[Extracts from a graphics dataset]
··········
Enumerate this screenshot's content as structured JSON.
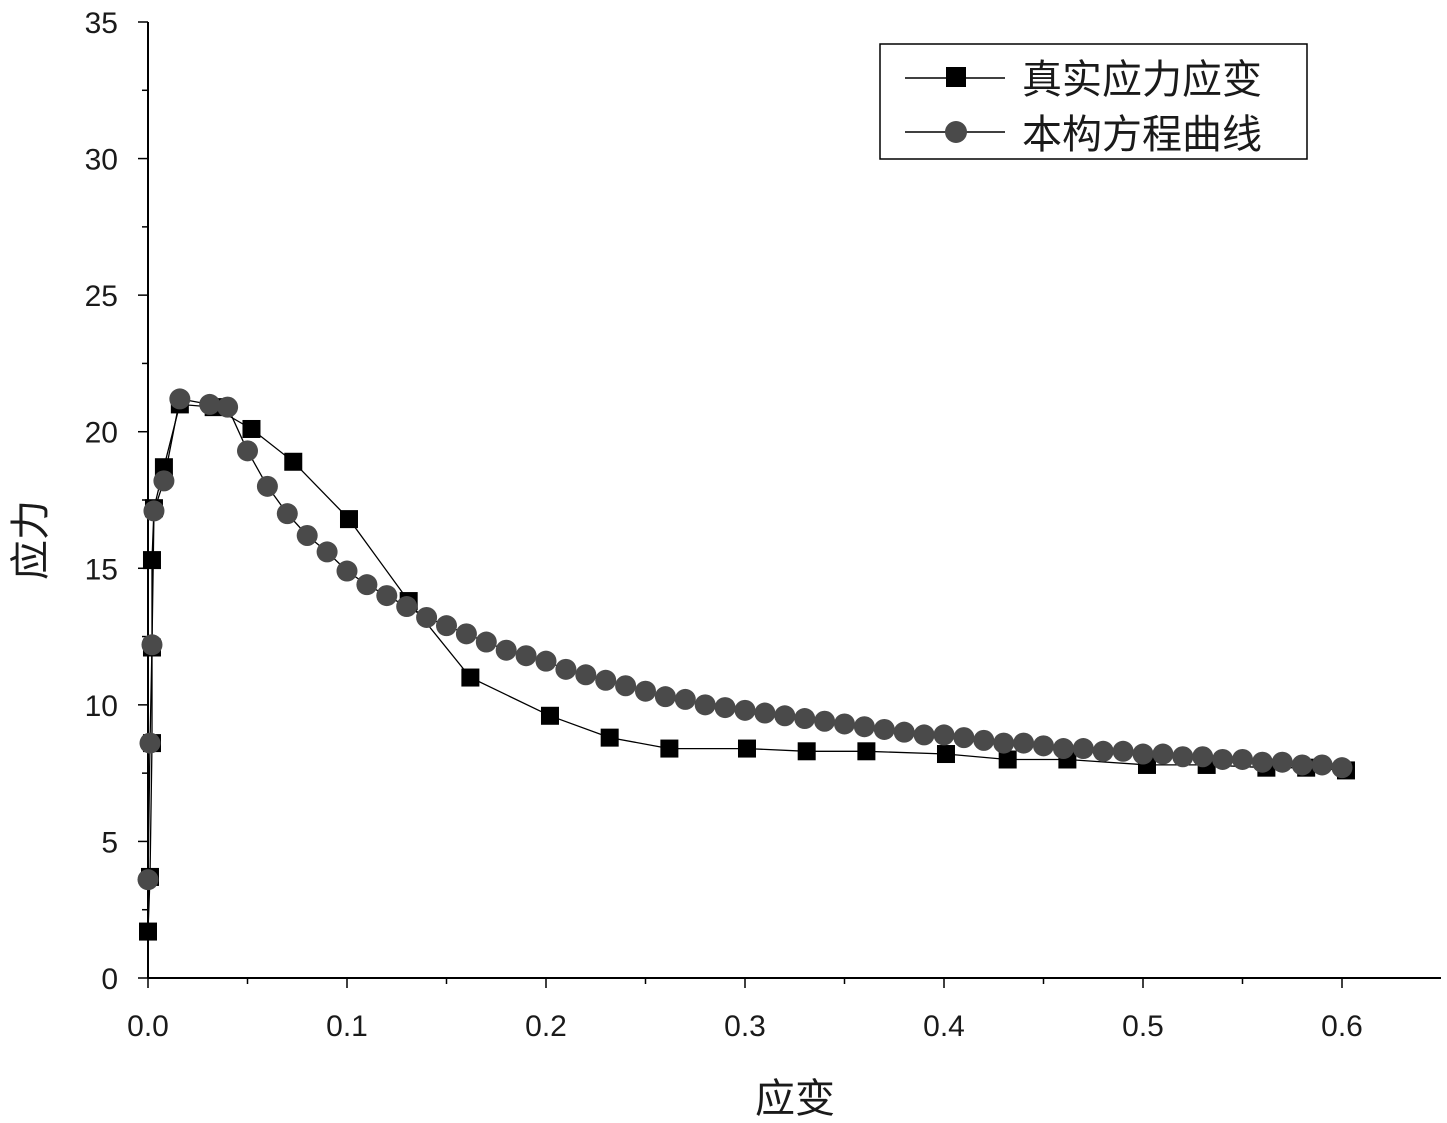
{
  "chart_data": {
    "type": "line",
    "xlabel": "应变",
    "ylabel": "应力",
    "xlim": [
      0,
      0.65
    ],
    "ylim": [
      0,
      35
    ],
    "x_ticks": [
      "0.0",
      "0.1",
      "0.2",
      "0.3",
      "0.4",
      "0.5",
      "0.6"
    ],
    "y_ticks": [
      "0",
      "5",
      "10",
      "15",
      "20",
      "25",
      "30",
      "35"
    ],
    "grid": false,
    "legend_position": "top-right",
    "series": [
      {
        "name": "真实应力应变",
        "marker": "square",
        "color": "#000000",
        "points": [
          [
            0.0,
            1.7
          ],
          [
            0.001,
            3.7
          ],
          [
            0.002,
            8.6
          ],
          [
            0.002,
            12.1
          ],
          [
            0.002,
            15.3
          ],
          [
            0.003,
            17.2
          ],
          [
            0.008,
            18.7
          ],
          [
            0.016,
            21.0
          ],
          [
            0.033,
            20.9
          ],
          [
            0.052,
            20.1
          ],
          [
            0.073,
            18.9
          ],
          [
            0.101,
            16.8
          ],
          [
            0.131,
            13.8
          ],
          [
            0.162,
            11.0
          ],
          [
            0.202,
            9.6
          ],
          [
            0.232,
            8.8
          ],
          [
            0.262,
            8.4
          ],
          [
            0.301,
            8.4
          ],
          [
            0.331,
            8.3
          ],
          [
            0.361,
            8.3
          ],
          [
            0.401,
            8.2
          ],
          [
            0.432,
            8.0
          ],
          [
            0.462,
            8.0
          ],
          [
            0.502,
            7.8
          ],
          [
            0.532,
            7.8
          ],
          [
            0.562,
            7.7
          ],
          [
            0.582,
            7.7
          ],
          [
            0.602,
            7.6
          ]
        ]
      },
      {
        "name": "本构方程曲线",
        "marker": "circle",
        "color": "#4a4a4a",
        "points": [
          [
            0.0,
            3.6
          ],
          [
            0.001,
            8.6
          ],
          [
            0.002,
            12.2
          ],
          [
            0.003,
            17.1
          ],
          [
            0.008,
            18.2
          ],
          [
            0.016,
            21.2
          ],
          [
            0.031,
            21.0
          ],
          [
            0.04,
            20.9
          ],
          [
            0.05,
            19.3
          ],
          [
            0.06,
            18.0
          ],
          [
            0.07,
            17.0
          ],
          [
            0.08,
            16.2
          ],
          [
            0.09,
            15.6
          ],
          [
            0.1,
            14.9
          ],
          [
            0.11,
            14.4
          ],
          [
            0.12,
            14.0
          ],
          [
            0.13,
            13.6
          ],
          [
            0.14,
            13.2
          ],
          [
            0.15,
            12.9
          ],
          [
            0.16,
            12.6
          ],
          [
            0.17,
            12.3
          ],
          [
            0.18,
            12.0
          ],
          [
            0.19,
            11.8
          ],
          [
            0.2,
            11.6
          ],
          [
            0.21,
            11.3
          ],
          [
            0.22,
            11.1
          ],
          [
            0.23,
            10.9
          ],
          [
            0.24,
            10.7
          ],
          [
            0.25,
            10.5
          ],
          [
            0.26,
            10.3
          ],
          [
            0.27,
            10.2
          ],
          [
            0.28,
            10.0
          ],
          [
            0.29,
            9.9
          ],
          [
            0.3,
            9.8
          ],
          [
            0.31,
            9.7
          ],
          [
            0.32,
            9.6
          ],
          [
            0.33,
            9.5
          ],
          [
            0.34,
            9.4
          ],
          [
            0.35,
            9.3
          ],
          [
            0.36,
            9.2
          ],
          [
            0.37,
            9.1
          ],
          [
            0.38,
            9.0
          ],
          [
            0.39,
            8.9
          ],
          [
            0.4,
            8.9
          ],
          [
            0.41,
            8.8
          ],
          [
            0.42,
            8.7
          ],
          [
            0.43,
            8.6
          ],
          [
            0.44,
            8.6
          ],
          [
            0.45,
            8.5
          ],
          [
            0.46,
            8.4
          ],
          [
            0.47,
            8.4
          ],
          [
            0.48,
            8.3
          ],
          [
            0.49,
            8.3
          ],
          [
            0.5,
            8.2
          ],
          [
            0.51,
            8.2
          ],
          [
            0.52,
            8.1
          ],
          [
            0.53,
            8.1
          ],
          [
            0.54,
            8.0
          ],
          [
            0.55,
            8.0
          ],
          [
            0.56,
            7.9
          ],
          [
            0.57,
            7.9
          ],
          [
            0.58,
            7.8
          ],
          [
            0.59,
            7.8
          ],
          [
            0.6,
            7.7
          ]
        ]
      }
    ]
  }
}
··········
WRITTEN TASK -
Repeat each record exactly, with the pictures left out.

COMPLETE ANSWER -
Enumerate this screenshot's content as structured JSON.
{
  "chart_data": {
    "type": "line",
    "xlabel": "应变",
    "ylabel": "应力",
    "xlim": [
      0,
      0.65
    ],
    "ylim": [
      0,
      35
    ],
    "x_ticks": [
      "0.0",
      "0.1",
      "0.2",
      "0.3",
      "0.4",
      "0.5",
      "0.6"
    ],
    "y_ticks": [
      "0",
      "5",
      "10",
      "15",
      "20",
      "25",
      "30",
      "35"
    ],
    "grid": false,
    "legend_position": "top-right",
    "series": [
      {
        "name": "真实应力应变",
        "marker": "square",
        "color": "#000000",
        "points": [
          [
            0.0,
            1.7
          ],
          [
            0.001,
            3.7
          ],
          [
            0.002,
            8.6
          ],
          [
            0.002,
            12.1
          ],
          [
            0.002,
            15.3
          ],
          [
            0.003,
            17.2
          ],
          [
            0.008,
            18.7
          ],
          [
            0.016,
            21.0
          ],
          [
            0.033,
            20.9
          ],
          [
            0.052,
            20.1
          ],
          [
            0.073,
            18.9
          ],
          [
            0.101,
            16.8
          ],
          [
            0.131,
            13.8
          ],
          [
            0.162,
            11.0
          ],
          [
            0.202,
            9.6
          ],
          [
            0.232,
            8.8
          ],
          [
            0.262,
            8.4
          ],
          [
            0.301,
            8.4
          ],
          [
            0.331,
            8.3
          ],
          [
            0.361,
            8.3
          ],
          [
            0.401,
            8.2
          ],
          [
            0.432,
            8.0
          ],
          [
            0.462,
            8.0
          ],
          [
            0.502,
            7.8
          ],
          [
            0.532,
            7.8
          ],
          [
            0.562,
            7.7
          ],
          [
            0.582,
            7.7
          ],
          [
            0.602,
            7.6
          ]
        ]
      },
      {
        "name": "本构方程曲线",
        "marker": "circle",
        "color": "#4a4a4a",
        "points": [
          [
            0.0,
            3.6
          ],
          [
            0.001,
            8.6
          ],
          [
            0.002,
            12.2
          ],
          [
            0.003,
            17.1
          ],
          [
            0.008,
            18.2
          ],
          [
            0.016,
            21.2
          ],
          [
            0.031,
            21.0
          ],
          [
            0.04,
            20.9
          ],
          [
            0.05,
            19.3
          ],
          [
            0.06,
            18.0
          ],
          [
            0.07,
            17.0
          ],
          [
            0.08,
            16.2
          ],
          [
            0.09,
            15.6
          ],
          [
            0.1,
            14.9
          ],
          [
            0.11,
            14.4
          ],
          [
            0.12,
            14.0
          ],
          [
            0.13,
            13.6
          ],
          [
            0.14,
            13.2
          ],
          [
            0.15,
            12.9
          ],
          [
            0.16,
            12.6
          ],
          [
            0.17,
            12.3
          ],
          [
            0.18,
            12.0
          ],
          [
            0.19,
            11.8
          ],
          [
            0.2,
            11.6
          ],
          [
            0.21,
            11.3
          ],
          [
            0.22,
            11.1
          ],
          [
            0.23,
            10.9
          ],
          [
            0.24,
            10.7
          ],
          [
            0.25,
            10.5
          ],
          [
            0.26,
            10.3
          ],
          [
            0.27,
            10.2
          ],
          [
            0.28,
            10.0
          ],
          [
            0.29,
            9.9
          ],
          [
            0.3,
            9.8
          ],
          [
            0.31,
            9.7
          ],
          [
            0.32,
            9.6
          ],
          [
            0.33,
            9.5
          ],
          [
            0.34,
            9.4
          ],
          [
            0.35,
            9.3
          ],
          [
            0.36,
            9.2
          ],
          [
            0.37,
            9.1
          ],
          [
            0.38,
            9.0
          ],
          [
            0.39,
            8.9
          ],
          [
            0.4,
            8.9
          ],
          [
            0.41,
            8.8
          ],
          [
            0.42,
            8.7
          ],
          [
            0.43,
            8.6
          ],
          [
            0.44,
            8.6
          ],
          [
            0.45,
            8.5
          ],
          [
            0.46,
            8.4
          ],
          [
            0.47,
            8.4
          ],
          [
            0.48,
            8.3
          ],
          [
            0.49,
            8.3
          ],
          [
            0.5,
            8.2
          ],
          [
            0.51,
            8.2
          ],
          [
            0.52,
            8.1
          ],
          [
            0.53,
            8.1
          ],
          [
            0.54,
            8.0
          ],
          [
            0.55,
            8.0
          ],
          [
            0.56,
            7.9
          ],
          [
            0.57,
            7.9
          ],
          [
            0.58,
            7.8
          ],
          [
            0.59,
            7.8
          ],
          [
            0.6,
            7.7
          ]
        ]
      }
    ]
  }
}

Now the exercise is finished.